> _TRAVAIL DEMANDÉ_
- a) Dans le texte sur la comparaison des anomalies de températures, quels noms de colonnes sont donnés au tableau tmf ?
- b) Réécrivez le passage du texte sur les anomalies de températures qui commence par "1 Données MétéoFrance" et se poursuit jusqu'à "sheet=1, header=FALSE, skip=2)", en remplaçant "MétéoFrance" par "Météo-France".
- c) Prolongez le texte sur la comparaison des anomalies de températures en France et dans le monde à partir de l'endroit où il s'arrête.

Comparaison des anomalies de températures en France et dans le monde.

library(gdata) # read xls
## gdata: read.xls support for 'XLS' (Excel 97-2004) files ENABLED.
## 
## gdata: read.xls support for 'XLSX' (Excel 2007+) files ENABLED.
## 
## Attaching package: 'gdata'
## 
## L'objet suivant est masqué from 'package:stats':
## 
##     nobs
## 
## L'objet suivant est masqué from 'package:utils':
## 
##     object.size
library(ggplot2)
library(reshape2) # melt
library(mgcv) # for ggplot smoothing
## Loading required package: nlme
## This is mgcv 1.8-7. For overview type 'help("mgcv-package")'.

1 Données MétéoFrance

Source

brut <- read.xls("http://www.developpement-durable.gouv.fr/IMG/xls/ONERC_2015-donnees-temperatures-air-metropole-graph2-evolution-tm-france-1900-2014.xls",
                sheet=1, header=FALSE, skip=2)
tmf <- as.data.frame(cbind(brut$V1, brut$V4))
colnames(tmf) <- c("annee", "anomalie")
tmf$signe <- ifelse(tmf$anomalie < 0, "negatif", "positif")


Sys.setlocale("LC_CTYPE", "fr_FR.UTF-8")
## [1] "fr_FR.UTF-8"

> _ENREGISTREMENTS FOURNIS_

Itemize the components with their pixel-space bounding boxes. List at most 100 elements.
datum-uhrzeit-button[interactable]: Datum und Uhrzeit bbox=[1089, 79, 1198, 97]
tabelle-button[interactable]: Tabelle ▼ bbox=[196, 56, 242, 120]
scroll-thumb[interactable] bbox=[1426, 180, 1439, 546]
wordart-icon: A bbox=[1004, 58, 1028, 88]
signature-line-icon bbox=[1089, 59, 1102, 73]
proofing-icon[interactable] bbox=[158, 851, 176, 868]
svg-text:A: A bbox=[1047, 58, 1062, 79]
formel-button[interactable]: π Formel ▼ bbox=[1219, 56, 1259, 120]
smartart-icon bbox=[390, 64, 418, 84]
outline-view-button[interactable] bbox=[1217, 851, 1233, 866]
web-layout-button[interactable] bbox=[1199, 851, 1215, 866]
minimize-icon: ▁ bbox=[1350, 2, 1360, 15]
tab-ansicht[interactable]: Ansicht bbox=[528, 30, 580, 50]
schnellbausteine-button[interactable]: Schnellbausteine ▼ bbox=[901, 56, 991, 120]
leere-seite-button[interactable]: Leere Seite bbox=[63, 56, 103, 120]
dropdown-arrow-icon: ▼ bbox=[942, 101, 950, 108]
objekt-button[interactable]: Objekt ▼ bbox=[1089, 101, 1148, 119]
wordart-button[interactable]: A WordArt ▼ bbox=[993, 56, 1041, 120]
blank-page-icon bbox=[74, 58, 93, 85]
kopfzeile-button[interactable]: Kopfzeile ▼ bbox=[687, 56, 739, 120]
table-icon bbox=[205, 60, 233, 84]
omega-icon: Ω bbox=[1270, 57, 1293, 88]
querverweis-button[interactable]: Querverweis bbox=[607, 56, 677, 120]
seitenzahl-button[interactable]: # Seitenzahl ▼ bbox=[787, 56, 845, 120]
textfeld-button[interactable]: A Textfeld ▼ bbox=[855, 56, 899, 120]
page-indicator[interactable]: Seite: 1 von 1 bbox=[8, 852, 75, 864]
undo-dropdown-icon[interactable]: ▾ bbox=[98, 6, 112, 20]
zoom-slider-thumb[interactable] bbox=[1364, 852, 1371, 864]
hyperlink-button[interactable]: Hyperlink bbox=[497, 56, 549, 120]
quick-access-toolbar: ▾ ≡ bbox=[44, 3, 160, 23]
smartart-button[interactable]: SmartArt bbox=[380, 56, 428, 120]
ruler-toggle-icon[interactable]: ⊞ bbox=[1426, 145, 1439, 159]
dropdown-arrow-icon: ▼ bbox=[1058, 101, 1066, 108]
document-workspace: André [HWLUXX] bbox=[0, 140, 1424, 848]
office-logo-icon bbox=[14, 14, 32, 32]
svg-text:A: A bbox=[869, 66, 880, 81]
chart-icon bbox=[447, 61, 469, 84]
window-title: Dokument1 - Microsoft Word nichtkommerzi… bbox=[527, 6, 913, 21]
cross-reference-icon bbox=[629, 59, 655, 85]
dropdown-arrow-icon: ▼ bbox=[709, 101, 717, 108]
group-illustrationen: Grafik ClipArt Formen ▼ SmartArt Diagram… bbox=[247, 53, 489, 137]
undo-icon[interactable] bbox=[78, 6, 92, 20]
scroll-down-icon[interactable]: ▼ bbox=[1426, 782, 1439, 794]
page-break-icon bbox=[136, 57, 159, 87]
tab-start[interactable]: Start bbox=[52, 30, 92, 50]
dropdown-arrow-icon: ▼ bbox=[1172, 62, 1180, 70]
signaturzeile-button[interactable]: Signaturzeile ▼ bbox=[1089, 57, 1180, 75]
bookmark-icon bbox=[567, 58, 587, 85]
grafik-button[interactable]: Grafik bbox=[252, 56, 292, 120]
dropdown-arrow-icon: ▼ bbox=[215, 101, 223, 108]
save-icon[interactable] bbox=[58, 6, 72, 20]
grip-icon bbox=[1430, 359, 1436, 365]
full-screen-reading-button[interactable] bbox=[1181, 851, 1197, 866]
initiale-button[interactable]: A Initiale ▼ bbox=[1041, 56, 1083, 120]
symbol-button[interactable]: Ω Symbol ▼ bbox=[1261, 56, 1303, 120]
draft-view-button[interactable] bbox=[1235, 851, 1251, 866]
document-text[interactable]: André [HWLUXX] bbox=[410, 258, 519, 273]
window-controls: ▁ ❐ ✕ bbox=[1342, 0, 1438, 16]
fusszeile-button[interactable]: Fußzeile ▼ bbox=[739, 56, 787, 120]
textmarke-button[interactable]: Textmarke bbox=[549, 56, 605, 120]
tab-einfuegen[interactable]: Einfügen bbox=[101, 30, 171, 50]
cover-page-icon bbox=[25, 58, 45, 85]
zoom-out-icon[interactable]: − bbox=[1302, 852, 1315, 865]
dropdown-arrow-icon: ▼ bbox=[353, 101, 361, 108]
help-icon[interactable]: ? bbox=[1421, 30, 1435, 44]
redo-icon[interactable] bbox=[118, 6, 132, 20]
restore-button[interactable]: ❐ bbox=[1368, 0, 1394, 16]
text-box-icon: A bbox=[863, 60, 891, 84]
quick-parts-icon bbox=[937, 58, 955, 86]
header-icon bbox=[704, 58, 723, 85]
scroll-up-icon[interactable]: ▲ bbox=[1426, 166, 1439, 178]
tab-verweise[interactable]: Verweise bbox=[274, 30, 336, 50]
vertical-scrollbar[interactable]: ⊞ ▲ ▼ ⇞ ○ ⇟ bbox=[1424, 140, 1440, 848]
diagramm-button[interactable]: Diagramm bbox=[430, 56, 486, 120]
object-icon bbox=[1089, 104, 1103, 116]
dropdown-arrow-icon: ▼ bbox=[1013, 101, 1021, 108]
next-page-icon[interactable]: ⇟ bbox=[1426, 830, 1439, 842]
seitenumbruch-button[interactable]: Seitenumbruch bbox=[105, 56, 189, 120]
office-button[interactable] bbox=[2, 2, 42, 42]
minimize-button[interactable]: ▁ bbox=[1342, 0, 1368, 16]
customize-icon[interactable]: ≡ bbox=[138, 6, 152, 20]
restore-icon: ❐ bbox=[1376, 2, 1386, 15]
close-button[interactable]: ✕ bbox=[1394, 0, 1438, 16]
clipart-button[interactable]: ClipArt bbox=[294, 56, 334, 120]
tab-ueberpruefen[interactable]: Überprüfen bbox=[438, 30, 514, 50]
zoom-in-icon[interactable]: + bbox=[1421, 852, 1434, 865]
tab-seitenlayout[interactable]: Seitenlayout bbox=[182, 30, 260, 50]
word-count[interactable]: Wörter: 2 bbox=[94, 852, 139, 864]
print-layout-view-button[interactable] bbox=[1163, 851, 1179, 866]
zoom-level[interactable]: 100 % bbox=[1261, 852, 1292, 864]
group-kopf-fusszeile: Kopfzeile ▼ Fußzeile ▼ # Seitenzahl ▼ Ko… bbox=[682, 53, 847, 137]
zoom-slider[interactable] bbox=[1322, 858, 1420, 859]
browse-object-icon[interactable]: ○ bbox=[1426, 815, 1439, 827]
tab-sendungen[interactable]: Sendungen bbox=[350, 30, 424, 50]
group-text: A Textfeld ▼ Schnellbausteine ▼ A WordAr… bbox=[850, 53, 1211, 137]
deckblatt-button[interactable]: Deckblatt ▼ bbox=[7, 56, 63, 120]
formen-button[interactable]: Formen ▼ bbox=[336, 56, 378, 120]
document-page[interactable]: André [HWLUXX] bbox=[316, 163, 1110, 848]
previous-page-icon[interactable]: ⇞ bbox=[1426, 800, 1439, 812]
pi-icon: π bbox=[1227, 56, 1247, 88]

> _RÉPONSES RÉDIGÉES_
- a) Les colonnes s'appellent "annee" et "anomalie".

- b)
1 Données Météo-France

Source

brut <- read.xls("http://www.developpement-durable.gouv.fr/IMG/xls/ONERC_2015-donnees-temperatures-air-metropole-graph2-evolution-tm-france-1900-2014.xls",
                sheet=1, header=FALSE, skip=2)

- c)
ggplot(data=tmf, aes(annee, anomalie)) +
    geom_bar(stat="identity", aes(fill=signe)) +
    geom_smooth(span=0.15, color="black", alpha=0.3) +
    scale_fill_manual(values = c("negatif"="blue", "positif"="red")) +
    guides(fill=FALSE) +
    xlab("Année") +
    ylab("Écart à la moyenne 1961-1990 (°C)") +
    ggtitle("Températures annuelles moyenne en France métropolitaine")
## geom_smooth: method="auto" and size of largest group is <1000, so using loess. Use 'method = x' to change the smoothing method.
## Warning: Stacking not well defined when ymin != 0

ggplot(data=tmf, aes(annee, anomalie)) +
    geom_point(aes(color=tmf$signe)) +
    geom_segment(aes(xend=tmf$annee, color=tmf$signe), yend=0) +
    geom_smooth(span=0.15, color="black", alpha=0.3) +
    scale_fill_manual(values = c("negatif"="blue", "positif"="red")) +
    scale_color_manual(values = c("negatif"="blue", "positif"="red")) +
    guides(fill=FALSE, color=FALSE) +
    xlab("Année") +
    ylab("Écart à la moyenne 1961-1990 (°C)") +
    ggtitle("Températures annuelles moyenne en France métropolitaine")
## geom_smooth: method="auto" and size of largest group is <1000, so using loess. Use 'method = x' to change the smoothing method.

2 Données GISTEMP

Données globales : Means Based on Land-Surface Air Temperature Anomalies Only

Source

gistemp <- head(
    read.table("http://data.giss.nasa.gov/gistemp/tabledata_v3/GLB.Ts.txt",
               skip=7, na.strings=c("****", "***"), fill=TRUE, blank.lines.skip=TRUE, stringsAsFactors=FALSE, header=TRUE),
    -9)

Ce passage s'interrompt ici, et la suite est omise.